### Exercise requirements
Copy out the lines that include the word "python".
+++ Records supplied +++
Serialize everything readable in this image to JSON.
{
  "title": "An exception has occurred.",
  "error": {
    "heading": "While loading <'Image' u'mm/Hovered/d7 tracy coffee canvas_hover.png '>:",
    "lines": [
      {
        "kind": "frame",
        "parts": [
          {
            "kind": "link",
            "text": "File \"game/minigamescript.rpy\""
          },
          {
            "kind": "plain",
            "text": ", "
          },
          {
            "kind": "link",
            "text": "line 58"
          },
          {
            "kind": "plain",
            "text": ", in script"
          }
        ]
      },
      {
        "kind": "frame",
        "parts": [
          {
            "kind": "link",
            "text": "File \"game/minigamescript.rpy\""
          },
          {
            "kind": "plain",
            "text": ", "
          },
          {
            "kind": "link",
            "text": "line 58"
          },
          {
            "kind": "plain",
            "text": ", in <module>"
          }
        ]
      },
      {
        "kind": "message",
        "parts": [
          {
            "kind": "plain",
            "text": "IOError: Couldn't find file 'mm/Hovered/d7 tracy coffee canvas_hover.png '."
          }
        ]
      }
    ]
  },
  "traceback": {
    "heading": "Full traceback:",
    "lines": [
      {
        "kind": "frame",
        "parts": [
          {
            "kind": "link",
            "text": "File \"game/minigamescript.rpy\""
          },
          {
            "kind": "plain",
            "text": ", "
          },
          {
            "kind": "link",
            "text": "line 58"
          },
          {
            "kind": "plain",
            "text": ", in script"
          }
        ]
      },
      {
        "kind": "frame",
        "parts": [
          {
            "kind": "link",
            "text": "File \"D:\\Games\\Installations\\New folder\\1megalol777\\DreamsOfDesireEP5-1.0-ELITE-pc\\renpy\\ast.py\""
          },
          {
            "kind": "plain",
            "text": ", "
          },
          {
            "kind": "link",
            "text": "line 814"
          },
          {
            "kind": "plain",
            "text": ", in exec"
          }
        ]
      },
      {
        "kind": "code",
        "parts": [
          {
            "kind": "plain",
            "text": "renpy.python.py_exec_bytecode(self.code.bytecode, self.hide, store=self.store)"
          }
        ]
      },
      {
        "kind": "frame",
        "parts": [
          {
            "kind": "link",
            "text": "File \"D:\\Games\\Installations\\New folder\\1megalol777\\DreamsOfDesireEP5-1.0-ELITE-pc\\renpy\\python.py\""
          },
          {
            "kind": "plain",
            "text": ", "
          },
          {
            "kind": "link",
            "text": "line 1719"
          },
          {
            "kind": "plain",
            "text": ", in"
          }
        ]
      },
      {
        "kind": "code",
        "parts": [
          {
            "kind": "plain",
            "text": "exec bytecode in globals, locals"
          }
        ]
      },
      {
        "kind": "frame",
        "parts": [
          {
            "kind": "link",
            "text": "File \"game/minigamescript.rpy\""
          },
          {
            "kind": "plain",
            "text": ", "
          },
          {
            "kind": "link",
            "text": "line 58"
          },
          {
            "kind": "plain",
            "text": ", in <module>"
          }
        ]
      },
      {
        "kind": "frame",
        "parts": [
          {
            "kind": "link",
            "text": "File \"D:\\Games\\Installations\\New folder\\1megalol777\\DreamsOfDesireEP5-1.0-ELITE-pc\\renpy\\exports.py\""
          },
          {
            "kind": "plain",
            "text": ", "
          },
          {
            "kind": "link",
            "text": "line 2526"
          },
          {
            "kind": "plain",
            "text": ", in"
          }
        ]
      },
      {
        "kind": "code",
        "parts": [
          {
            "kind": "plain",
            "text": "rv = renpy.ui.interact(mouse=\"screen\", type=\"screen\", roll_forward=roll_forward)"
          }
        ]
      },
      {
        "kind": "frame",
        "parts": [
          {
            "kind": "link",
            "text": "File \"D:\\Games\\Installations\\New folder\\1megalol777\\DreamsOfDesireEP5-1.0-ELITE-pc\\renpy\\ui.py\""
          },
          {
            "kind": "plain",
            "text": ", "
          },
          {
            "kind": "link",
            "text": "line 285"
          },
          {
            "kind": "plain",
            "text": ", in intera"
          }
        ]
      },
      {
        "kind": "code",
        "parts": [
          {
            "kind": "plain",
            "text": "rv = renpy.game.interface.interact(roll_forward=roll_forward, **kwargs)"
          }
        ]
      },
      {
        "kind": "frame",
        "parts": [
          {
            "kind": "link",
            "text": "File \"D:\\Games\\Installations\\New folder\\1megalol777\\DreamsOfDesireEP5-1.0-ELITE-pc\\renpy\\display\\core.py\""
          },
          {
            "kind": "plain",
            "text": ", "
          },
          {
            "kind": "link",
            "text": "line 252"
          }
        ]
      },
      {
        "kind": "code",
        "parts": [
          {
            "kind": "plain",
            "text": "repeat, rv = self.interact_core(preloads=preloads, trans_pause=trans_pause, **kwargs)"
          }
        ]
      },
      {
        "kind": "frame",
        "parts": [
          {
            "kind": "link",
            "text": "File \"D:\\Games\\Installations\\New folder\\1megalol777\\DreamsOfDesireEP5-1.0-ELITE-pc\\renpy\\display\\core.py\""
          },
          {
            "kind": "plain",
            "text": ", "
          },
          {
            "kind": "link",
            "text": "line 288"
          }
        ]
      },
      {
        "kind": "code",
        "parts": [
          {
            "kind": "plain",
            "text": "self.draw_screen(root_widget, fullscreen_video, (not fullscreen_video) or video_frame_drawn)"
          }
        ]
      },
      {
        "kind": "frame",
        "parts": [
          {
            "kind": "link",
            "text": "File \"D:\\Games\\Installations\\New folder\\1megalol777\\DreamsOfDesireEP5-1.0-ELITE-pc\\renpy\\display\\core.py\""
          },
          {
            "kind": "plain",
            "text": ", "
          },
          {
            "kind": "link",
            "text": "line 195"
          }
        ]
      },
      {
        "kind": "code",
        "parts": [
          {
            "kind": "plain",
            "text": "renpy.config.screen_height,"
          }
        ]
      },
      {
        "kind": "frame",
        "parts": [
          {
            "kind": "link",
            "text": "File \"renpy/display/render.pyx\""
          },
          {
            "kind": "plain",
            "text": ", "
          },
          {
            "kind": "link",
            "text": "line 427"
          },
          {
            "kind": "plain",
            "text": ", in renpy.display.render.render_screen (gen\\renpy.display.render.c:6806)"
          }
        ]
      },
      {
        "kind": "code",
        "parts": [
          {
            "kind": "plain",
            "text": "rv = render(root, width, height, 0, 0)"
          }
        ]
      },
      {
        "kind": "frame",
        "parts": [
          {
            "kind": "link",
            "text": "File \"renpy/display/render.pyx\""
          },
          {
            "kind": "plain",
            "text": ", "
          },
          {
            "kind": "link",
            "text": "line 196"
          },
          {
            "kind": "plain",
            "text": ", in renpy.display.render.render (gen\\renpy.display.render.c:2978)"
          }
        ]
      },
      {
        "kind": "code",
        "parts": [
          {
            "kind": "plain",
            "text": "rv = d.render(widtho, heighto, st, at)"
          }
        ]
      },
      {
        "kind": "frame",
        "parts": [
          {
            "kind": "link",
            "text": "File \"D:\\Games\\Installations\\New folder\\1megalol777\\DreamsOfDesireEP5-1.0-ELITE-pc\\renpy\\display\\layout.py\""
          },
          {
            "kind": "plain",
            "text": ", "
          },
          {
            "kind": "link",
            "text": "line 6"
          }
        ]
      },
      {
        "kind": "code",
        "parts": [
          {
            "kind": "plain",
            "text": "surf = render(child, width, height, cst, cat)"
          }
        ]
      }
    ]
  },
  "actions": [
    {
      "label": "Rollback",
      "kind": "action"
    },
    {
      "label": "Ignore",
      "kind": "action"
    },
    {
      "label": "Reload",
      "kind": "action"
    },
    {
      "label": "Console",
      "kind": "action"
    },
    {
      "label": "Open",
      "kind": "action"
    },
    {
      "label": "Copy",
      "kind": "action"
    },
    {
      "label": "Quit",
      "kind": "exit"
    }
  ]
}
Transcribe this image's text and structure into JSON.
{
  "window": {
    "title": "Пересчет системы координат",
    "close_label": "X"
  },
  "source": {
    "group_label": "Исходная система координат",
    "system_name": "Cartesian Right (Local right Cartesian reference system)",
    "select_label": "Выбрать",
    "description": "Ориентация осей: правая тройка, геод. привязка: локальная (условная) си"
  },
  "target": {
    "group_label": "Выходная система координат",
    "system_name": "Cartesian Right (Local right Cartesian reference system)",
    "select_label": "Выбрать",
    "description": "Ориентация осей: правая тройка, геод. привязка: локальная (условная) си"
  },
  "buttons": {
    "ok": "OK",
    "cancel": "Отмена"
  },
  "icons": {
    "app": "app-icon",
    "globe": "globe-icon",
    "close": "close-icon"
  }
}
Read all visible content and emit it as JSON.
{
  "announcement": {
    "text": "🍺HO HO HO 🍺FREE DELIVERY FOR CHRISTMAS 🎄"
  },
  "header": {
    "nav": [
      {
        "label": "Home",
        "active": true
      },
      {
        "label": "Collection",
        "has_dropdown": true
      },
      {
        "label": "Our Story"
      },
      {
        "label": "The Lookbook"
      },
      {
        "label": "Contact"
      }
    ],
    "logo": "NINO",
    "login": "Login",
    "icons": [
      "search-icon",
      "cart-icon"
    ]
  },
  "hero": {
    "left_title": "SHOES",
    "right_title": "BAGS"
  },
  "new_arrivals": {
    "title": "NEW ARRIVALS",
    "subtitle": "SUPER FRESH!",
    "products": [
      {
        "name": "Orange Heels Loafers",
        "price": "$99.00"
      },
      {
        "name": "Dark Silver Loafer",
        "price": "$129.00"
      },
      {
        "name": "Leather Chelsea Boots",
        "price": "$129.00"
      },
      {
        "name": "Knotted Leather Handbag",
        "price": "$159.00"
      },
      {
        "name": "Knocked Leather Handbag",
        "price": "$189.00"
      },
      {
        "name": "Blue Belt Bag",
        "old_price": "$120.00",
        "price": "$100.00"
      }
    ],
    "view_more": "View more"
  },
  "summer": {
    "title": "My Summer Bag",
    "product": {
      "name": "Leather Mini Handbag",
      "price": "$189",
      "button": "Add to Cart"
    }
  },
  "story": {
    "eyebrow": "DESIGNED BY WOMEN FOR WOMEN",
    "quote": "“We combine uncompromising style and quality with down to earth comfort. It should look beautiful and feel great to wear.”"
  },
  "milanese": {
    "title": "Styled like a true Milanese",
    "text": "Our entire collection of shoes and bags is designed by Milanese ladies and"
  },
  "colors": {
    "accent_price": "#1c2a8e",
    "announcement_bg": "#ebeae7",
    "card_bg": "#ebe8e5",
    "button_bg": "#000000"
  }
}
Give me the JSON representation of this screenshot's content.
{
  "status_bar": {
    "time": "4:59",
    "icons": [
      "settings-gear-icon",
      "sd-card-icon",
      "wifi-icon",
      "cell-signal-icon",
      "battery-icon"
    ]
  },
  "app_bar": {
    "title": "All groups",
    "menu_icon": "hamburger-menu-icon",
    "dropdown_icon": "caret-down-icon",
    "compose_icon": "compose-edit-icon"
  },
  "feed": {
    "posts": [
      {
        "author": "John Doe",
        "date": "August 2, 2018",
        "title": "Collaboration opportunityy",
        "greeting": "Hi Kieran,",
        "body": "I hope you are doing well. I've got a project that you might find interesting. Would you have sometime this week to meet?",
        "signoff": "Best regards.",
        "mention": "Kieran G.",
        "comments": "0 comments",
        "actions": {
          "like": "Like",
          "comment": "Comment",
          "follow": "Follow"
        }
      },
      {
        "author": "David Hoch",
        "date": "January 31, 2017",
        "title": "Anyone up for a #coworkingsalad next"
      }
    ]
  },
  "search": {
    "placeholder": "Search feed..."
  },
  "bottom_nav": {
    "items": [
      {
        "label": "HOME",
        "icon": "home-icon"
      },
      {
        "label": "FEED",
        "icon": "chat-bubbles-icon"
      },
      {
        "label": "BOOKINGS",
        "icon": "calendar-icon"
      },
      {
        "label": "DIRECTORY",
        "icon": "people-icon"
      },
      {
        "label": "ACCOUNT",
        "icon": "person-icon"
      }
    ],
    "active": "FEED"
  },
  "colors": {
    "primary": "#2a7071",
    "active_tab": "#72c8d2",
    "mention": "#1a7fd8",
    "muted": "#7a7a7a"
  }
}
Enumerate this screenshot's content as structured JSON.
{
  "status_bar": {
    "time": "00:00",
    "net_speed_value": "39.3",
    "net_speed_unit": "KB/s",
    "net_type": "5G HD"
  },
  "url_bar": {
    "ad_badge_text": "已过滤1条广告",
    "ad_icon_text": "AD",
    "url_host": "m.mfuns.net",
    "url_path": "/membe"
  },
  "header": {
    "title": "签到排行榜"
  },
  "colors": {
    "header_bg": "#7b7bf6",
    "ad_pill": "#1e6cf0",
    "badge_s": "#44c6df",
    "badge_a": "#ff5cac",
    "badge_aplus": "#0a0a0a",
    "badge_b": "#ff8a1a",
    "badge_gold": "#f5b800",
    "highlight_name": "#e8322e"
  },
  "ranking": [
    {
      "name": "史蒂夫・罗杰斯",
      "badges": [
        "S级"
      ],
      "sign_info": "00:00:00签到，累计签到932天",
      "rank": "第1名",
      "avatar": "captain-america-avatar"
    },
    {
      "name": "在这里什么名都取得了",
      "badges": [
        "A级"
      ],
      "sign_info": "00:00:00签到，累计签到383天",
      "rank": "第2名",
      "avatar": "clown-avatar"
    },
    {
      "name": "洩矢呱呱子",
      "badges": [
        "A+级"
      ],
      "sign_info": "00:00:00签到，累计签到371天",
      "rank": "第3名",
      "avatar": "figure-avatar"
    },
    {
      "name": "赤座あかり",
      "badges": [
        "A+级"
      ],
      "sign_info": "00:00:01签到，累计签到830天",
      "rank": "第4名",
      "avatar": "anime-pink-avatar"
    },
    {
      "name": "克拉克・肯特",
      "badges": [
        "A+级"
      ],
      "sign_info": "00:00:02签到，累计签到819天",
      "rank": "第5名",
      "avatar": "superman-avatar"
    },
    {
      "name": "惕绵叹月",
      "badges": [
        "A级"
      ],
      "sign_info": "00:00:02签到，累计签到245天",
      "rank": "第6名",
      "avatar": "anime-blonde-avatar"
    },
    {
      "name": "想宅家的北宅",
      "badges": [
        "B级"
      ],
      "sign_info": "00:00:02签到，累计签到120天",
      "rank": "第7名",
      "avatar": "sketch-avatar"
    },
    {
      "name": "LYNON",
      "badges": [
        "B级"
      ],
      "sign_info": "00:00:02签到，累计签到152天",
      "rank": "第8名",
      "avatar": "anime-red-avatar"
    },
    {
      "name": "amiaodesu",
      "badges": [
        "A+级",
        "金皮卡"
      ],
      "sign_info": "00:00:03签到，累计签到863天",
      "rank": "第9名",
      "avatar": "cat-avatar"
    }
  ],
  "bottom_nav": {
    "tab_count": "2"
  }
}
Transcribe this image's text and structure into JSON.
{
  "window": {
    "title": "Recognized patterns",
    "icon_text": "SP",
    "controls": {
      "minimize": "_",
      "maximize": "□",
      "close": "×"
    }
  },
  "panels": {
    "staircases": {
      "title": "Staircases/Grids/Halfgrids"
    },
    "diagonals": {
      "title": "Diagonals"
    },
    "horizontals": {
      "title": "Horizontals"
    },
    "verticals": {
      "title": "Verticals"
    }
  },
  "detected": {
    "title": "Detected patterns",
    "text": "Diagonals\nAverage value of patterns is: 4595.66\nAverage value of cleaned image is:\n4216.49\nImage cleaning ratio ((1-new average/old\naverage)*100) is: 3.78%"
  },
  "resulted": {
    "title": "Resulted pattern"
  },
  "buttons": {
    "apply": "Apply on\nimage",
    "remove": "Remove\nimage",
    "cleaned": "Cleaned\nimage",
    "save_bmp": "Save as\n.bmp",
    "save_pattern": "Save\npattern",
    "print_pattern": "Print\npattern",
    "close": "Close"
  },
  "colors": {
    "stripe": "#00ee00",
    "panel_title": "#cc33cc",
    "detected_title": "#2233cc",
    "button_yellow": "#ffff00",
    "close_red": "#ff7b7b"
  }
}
+++
### The response
            "text": "renpy.python.py_exec_bytecode(self.code.bytecode, self.hide, store=self.store)"
            "text": "File \"D:\\Games\\Installations\\New folder\\1megalol777\\DreamsOfDesireEP5-1.0-ELITE-pc\\renpy\\python.py\""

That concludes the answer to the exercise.